▶ _EXERCISE MATERIAL_

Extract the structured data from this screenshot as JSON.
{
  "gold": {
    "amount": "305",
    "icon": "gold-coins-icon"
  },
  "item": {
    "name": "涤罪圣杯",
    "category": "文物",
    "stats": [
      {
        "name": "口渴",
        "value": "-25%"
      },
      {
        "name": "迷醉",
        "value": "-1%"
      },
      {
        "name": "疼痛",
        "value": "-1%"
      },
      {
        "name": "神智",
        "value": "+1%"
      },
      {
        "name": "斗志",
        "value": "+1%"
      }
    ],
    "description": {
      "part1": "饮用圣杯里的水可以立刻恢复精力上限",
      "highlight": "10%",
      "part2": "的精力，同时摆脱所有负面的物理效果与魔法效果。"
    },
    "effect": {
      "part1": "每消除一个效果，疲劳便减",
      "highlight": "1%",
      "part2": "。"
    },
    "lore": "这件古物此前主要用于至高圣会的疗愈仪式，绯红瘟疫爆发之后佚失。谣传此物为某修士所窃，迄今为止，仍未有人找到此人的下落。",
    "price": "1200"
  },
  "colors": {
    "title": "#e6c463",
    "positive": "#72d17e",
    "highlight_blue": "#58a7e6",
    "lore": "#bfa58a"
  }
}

▶ _AIM OF THE TASK_
Return a copy of every line that includes the word "name".

▶ _TASK RESULT_
    "name": "涤罪圣杯",
        "name": "口渴",
        "name": "迷醉",
        "name": "疼痛",
        "name": "神智",
        "name": "斗志",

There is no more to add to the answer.